§ Aim of the exercise: Keep the pictures out of the copy and repeat the records exactly.
==== Data entries ====
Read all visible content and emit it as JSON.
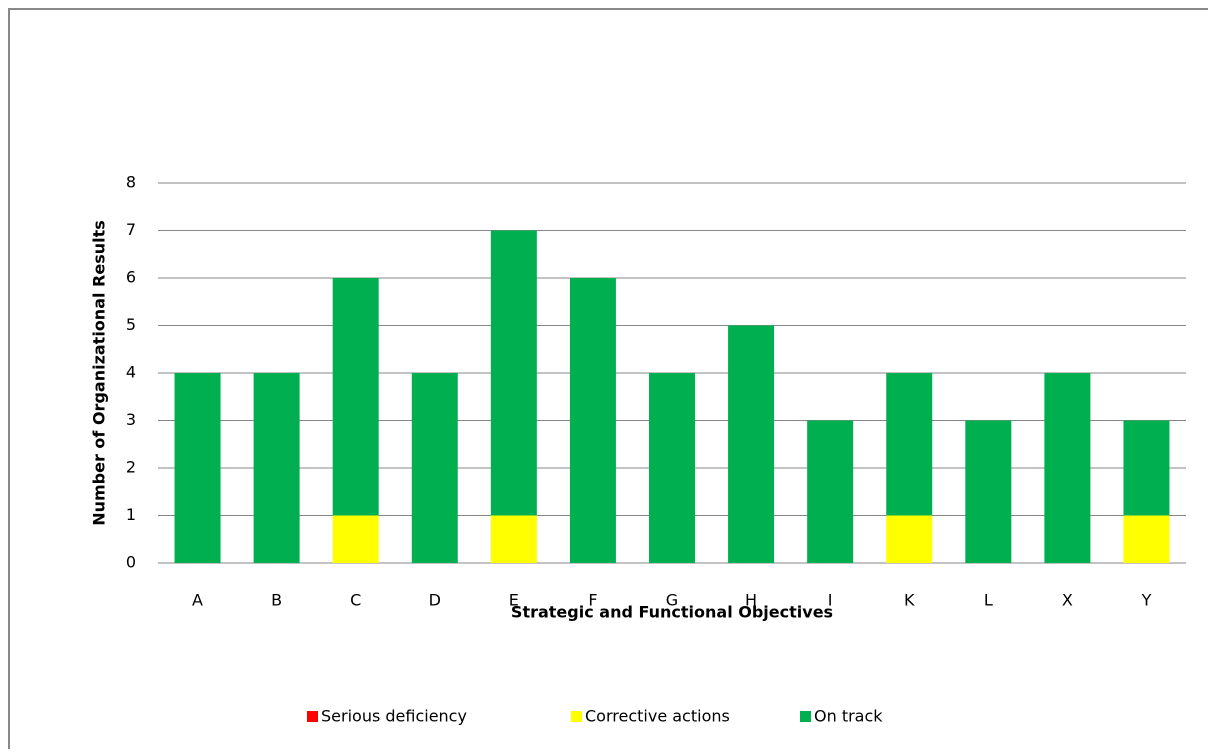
{
  "chart_data": {
    "type": "bar",
    "stacked": true,
    "x_label": "Strategic and Functional Objectives",
    "y_label": "Number of Organizational Results",
    "categories": [
      "A",
      "B",
      "C",
      "D",
      "E",
      "F",
      "G",
      "H",
      "I",
      "K",
      "L",
      "X",
      "Y"
    ],
    "series": [
      {
        "name": "Serious deficiency",
        "color": "#ff0000",
        "values": [
          0,
          0,
          0,
          0,
          0,
          0,
          0,
          0,
          0,
          0,
          0,
          0,
          0
        ]
      },
      {
        "name": "Corrective actions",
        "color": "#ffff00",
        "values": [
          0,
          0,
          1,
          0,
          1,
          0,
          0,
          0,
          0,
          1,
          0,
          0,
          1
        ]
      },
      {
        "name": "On track",
        "color": "#00b050",
        "values": [
          4,
          4,
          5,
          4,
          6,
          6,
          4,
          5,
          3,
          3,
          3,
          4,
          2
        ]
      }
    ],
    "ylim": [
      0,
      8
    ],
    "yticks": [
      0,
      1,
      2,
      3,
      4,
      5,
      6,
      7,
      8
    ],
    "grid": true,
    "legend": "bottom"
  }
}
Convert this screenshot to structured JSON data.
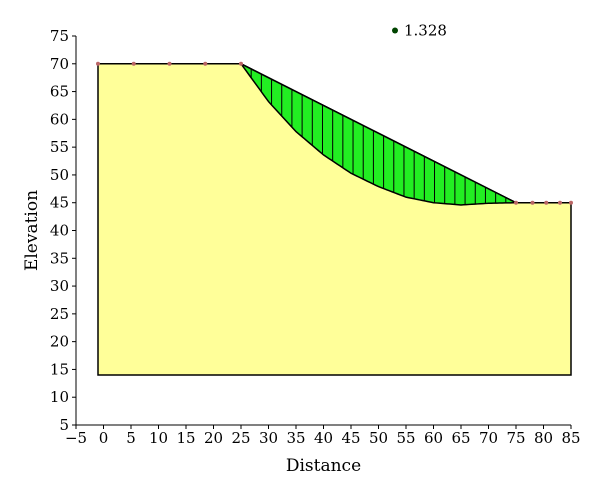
{
  "chart_data": {
    "type": "area",
    "title": "",
    "xlabel": "Distance",
    "ylabel": "Elevation",
    "xlim": [
      -5,
      85
    ],
    "ylim": [
      5,
      75
    ],
    "xticks": [
      -5,
      0,
      5,
      10,
      15,
      20,
      25,
      30,
      35,
      40,
      45,
      50,
      55,
      60,
      65,
      70,
      75,
      80,
      85
    ],
    "yticks": [
      5,
      10,
      15,
      20,
      25,
      30,
      35,
      40,
      45,
      50,
      55,
      60,
      65,
      70,
      75
    ],
    "xtick_labels": [
      "−5",
      "0",
      "5",
      "10",
      "15",
      "20",
      "25",
      "30",
      "35",
      "40",
      "45",
      "50",
      "55",
      "60",
      "65",
      "70",
      "75",
      "80",
      "85"
    ],
    "ytick_labels": [
      "5",
      "10",
      "15",
      "20",
      "25",
      "30",
      "35",
      "40",
      "45",
      "50",
      "55",
      "60",
      "65",
      "70",
      "75"
    ],
    "grid": false,
    "legend": "none",
    "slope_profile": {
      "x": [
        -1,
        25,
        75,
        85,
        85,
        -1
      ],
      "y": [
        70,
        70,
        45,
        45,
        14,
        14
      ],
      "fill": "#FFFF99"
    },
    "surface_points": {
      "x": [
        -1,
        5.5,
        12,
        18.5,
        25,
        75,
        78,
        80.5,
        83,
        85
      ],
      "y": [
        70,
        70,
        70,
        70,
        70,
        45,
        45,
        45,
        45,
        45
      ]
    },
    "slip_surface": {
      "x": [
        25,
        30,
        35,
        40,
        45,
        50,
        55,
        60,
        65,
        70,
        75
      ],
      "y": [
        70,
        63.2,
        57.8,
        53.6,
        50.3,
        47.9,
        46.0,
        45.0,
        44.6,
        44.9,
        45
      ],
      "fill": "#22EE22"
    },
    "slice_count": 27,
    "critical_center": {
      "x": 53,
      "y": 76,
      "color": "#004400"
    },
    "factor_of_safety": "1.328"
  }
}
====
§ Result for this exercise:
Read all visible content and emit it as JSON.
{
  "chart_data": {
    "type": "bar",
    "stacked": true,
    "x_label": "Strategic and Functional Objectives",
    "y_label": "Number of Organizational Results",
    "categories": [
      "A",
      "B",
      "C",
      "D",
      "E",
      "F",
      "G",
      "H",
      "I",
      "K",
      "L",
      "X",
      "Y"
    ],
    "series": [
      {
        "name": "Serious deficiency",
        "color": "#ff0000",
        "values": [
          0,
          0,
          0,
          0,
          0,
          0,
          0,
          0,
          0,
          0,
          0,
          0,
          0
        ]
      },
      {
        "name": "Corrective actions",
        "color": "#ffff00",
        "values": [
          0,
          0,
          1,
          0,
          1,
          0,
          0,
          0,
          0,
          1,
          0,
          0,
          1
        ]
      },
      {
        "name": "On track",
        "color": "#00b050",
        "values": [
          4,
          4,
          5,
          4,
          6,
          6,
          4,
          5,
          3,
          3,
          3,
          4,
          2
        ]
      }
    ],
    "ylim": [
      0,
      8
    ],
    "yticks": [
      0,
      1,
      2,
      3,
      4,
      5,
      6,
      7,
      8
    ],
    "grid": true,
    "legend": "bottom"
  }
}
Convert this screenshot to structured JSON data.
{
  "chart_data": {
    "type": "area",
    "title": "",
    "xlabel": "Distance",
    "ylabel": "Elevation",
    "xlim": [
      -5,
      85
    ],
    "ylim": [
      5,
      75
    ],
    "xticks": [
      -5,
      0,
      5,
      10,
      15,
      20,
      25,
      30,
      35,
      40,
      45,
      50,
      55,
      60,
      65,
      70,
      75,
      80,
      85
    ],
    "yticks": [
      5,
      10,
      15,
      20,
      25,
      30,
      35,
      40,
      45,
      50,
      55,
      60,
      65,
      70,
      75
    ],
    "xtick_labels": [
      "−5",
      "0",
      "5",
      "10",
      "15",
      "20",
      "25",
      "30",
      "35",
      "40",
      "45",
      "50",
      "55",
      "60",
      "65",
      "70",
      "75",
      "80",
      "85"
    ],
    "ytick_labels": [
      "5",
      "10",
      "15",
      "20",
      "25",
      "30",
      "35",
      "40",
      "45",
      "50",
      "55",
      "60",
      "65",
      "70",
      "75"
    ],
    "grid": false,
    "legend": "none",
    "slope_profile": {
      "x": [
        -1,
        25,
        75,
        85,
        85,
        -1
      ],
      "y": [
        70,
        70,
        45,
        45,
        14,
        14
      ],
      "fill": "#FFFF99"
    },
    "surface_points": {
      "x": [
        -1,
        5.5,
        12,
        18.5,
        25,
        75,
        78,
        80.5,
        83,
        85
      ],
      "y": [
        70,
        70,
        70,
        70,
        70,
        45,
        45,
        45,
        45,
        45
      ]
    },
    "slip_surface": {
      "x": [
        25,
        30,
        35,
        40,
        45,
        50,
        55,
        60,
        65,
        70,
        75
      ],
      "y": [
        70,
        63.2,
        57.8,
        53.6,
        50.3,
        47.9,
        46.0,
        45.0,
        44.6,
        44.9,
        45
      ],
      "fill": "#22EE22"
    },
    "slice_count": 27,
    "critical_center": {
      "x": 53,
      "y": 76,
      "color": "#004400"
    },
    "factor_of_safety": "1.328"
  }
}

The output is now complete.